Brief: Output every entry exactly as given.

Extracted data entries:
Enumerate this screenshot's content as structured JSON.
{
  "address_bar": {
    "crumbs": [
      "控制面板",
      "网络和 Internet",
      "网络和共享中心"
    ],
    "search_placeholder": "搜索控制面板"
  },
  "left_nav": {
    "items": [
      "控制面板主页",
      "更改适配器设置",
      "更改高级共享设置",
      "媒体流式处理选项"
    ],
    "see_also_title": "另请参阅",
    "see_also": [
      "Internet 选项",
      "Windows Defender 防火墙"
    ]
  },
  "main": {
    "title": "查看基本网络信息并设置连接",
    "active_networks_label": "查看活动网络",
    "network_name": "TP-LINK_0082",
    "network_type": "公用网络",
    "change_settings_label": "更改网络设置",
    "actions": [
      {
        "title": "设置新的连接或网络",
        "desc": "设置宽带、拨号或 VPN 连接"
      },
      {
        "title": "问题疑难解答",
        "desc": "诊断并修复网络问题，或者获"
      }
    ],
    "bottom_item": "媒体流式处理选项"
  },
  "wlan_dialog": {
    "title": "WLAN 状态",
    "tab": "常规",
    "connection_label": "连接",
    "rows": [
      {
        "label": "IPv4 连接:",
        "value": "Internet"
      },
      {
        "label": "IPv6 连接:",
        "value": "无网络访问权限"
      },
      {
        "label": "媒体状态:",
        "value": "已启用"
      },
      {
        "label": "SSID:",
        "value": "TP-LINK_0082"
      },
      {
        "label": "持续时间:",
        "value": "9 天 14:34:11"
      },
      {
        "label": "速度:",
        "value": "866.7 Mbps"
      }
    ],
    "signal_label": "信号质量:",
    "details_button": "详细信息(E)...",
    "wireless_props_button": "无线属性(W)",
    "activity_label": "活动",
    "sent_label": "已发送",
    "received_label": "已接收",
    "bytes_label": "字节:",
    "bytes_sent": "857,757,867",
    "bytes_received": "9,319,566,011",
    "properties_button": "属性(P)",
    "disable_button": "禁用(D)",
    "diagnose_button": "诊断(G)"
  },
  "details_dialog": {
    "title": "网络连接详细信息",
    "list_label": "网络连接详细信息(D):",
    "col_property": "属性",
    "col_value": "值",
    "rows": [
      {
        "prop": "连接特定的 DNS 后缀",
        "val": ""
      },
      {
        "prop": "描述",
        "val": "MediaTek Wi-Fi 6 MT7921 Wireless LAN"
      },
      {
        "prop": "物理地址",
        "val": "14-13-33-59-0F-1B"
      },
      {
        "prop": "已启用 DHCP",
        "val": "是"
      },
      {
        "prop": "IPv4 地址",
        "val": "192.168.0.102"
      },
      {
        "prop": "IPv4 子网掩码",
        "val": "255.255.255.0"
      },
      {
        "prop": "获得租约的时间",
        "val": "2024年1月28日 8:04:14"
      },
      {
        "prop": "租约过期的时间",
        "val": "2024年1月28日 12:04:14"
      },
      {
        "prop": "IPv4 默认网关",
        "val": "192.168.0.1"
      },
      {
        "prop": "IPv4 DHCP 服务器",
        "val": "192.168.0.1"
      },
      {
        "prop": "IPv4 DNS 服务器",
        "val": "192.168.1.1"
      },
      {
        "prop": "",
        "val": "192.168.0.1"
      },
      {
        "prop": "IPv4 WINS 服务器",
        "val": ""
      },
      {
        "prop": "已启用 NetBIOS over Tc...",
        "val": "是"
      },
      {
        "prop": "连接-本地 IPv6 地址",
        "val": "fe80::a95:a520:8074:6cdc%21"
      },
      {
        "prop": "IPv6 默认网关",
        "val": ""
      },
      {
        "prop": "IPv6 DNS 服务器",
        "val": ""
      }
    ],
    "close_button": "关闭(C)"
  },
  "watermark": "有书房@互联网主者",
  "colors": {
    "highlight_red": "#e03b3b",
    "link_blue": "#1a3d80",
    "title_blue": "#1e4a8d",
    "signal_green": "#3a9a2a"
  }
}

Solution:
Enumerate this screenshot's content as structured JSON.
{
  "address_bar": {
    "crumbs": [
      "控制面板",
      "网络和 Internet",
      "网络和共享中心"
    ],
    "search_placeholder": "搜索控制面板"
  },
  "left_nav": {
    "items": [
      "控制面板主页",
      "更改适配器设置",
      "更改高级共享设置",
      "媒体流式处理选项"
    ],
    "see_also_title": "另请参阅",
    "see_also": [
      "Internet 选项",
      "Windows Defender 防火墙"
    ]
  },
  "main": {
    "title": "查看基本网络信息并设置连接",
    "active_networks_label": "查看活动网络",
    "network_name": "TP-LINK_0082",
    "network_type": "公用网络",
    "change_settings_label": "更改网络设置",
    "actions": [
      {
        "title": "设置新的连接或网络",
        "desc": "设置宽带、拨号或 VPN 连接"
      },
      {
        "title": "问题疑难解答",
        "desc": "诊断并修复网络问题，或者获"
      }
    ],
    "bottom_item": "媒体流式处理选项"
  },
  "wlan_dialog": {
    "title": "WLAN 状态",
    "tab": "常规",
    "connection_label": "连接",
    "rows": [
      {
        "label": "IPv4 连接:",
        "value": "Internet"
      },
      {
        "label": "IPv6 连接:",
        "value": "无网络访问权限"
      },
      {
        "label": "媒体状态:",
        "value": "已启用"
      },
      {
        "label": "SSID:",
        "value": "TP-LINK_0082"
      },
      {
        "label": "持续时间:",
        "value": "9 天 14:34:11"
      },
      {
        "label": "速度:",
        "value": "866.7 Mbps"
      }
    ],
    "signal_label": "信号质量:",
    "details_button": "详细信息(E)...",
    "wireless_props_button": "无线属性(W)",
    "activity_label": "活动",
    "sent_label": "已发送",
    "received_label": "已接收",
    "bytes_label": "字节:",
    "bytes_sent": "857,757,867",
    "bytes_received": "9,319,566,011",
    "properties_button": "属性(P)",
    "disable_button": "禁用(D)",
    "diagnose_button": "诊断(G)"
  },
  "details_dialog": {
    "title": "网络连接详细信息",
    "list_label": "网络连接详细信息(D):",
    "col_property": "属性",
    "col_value": "值",
    "rows": [
      {
        "prop": "连接特定的 DNS 后缀",
        "val": ""
      },
      {
        "prop": "描述",
        "val": "MediaTek Wi-Fi 6 MT7921 Wireless LAN"
      },
      {
        "prop": "物理地址",
        "val": "14-13-33-59-0F-1B"
      },
      {
        "prop": "已启用 DHCP",
        "val": "是"
      },
      {
        "prop": "IPv4 地址",
        "val": "192.168.0.102"
      },
      {
        "prop": "IPv4 子网掩码",
        "val": "255.255.255.0"
      },
      {
        "prop": "获得租约的时间",
        "val": "2024年1月28日 8:04:14"
      },
      {
        "prop": "租约过期的时间",
        "val": "2024年1月28日 12:04:14"
      },
      {
        "prop": "IPv4 默认网关",
        "val": "192.168.0.1"
      },
      {
        "prop": "IPv4 DHCP 服务器",
        "val": "192.168.0.1"
      },
      {
        "prop": "IPv4 DNS 服务器",
        "val": "192.168.1.1"
      },
      {
        "prop": "",
        "val": "192.168.0.1"
      },
      {
        "prop": "IPv4 WINS 服务器",
        "val": ""
      },
      {
        "prop": "已启用 NetBIOS over Tc...",
        "val": "是"
      },
      {
        "prop": "连接-本地 IPv6 地址",
        "val": "fe80::a95:a520:8074:6cdc%21"
      },
      {
        "prop": "IPv6 默认网关",
        "val": ""
      },
      {
        "prop": "IPv6 DNS 服务器",
        "val": ""
      }
    ],
    "close_button": "关闭(C)"
  },
  "watermark": "有书房@互联网主者",
  "colors": {
    "highlight_red": "#e03b3b",
    "link_blue": "#1a3d80",
    "title_blue": "#1e4a8d",
    "signal_green": "#3a9a2a"
  }
}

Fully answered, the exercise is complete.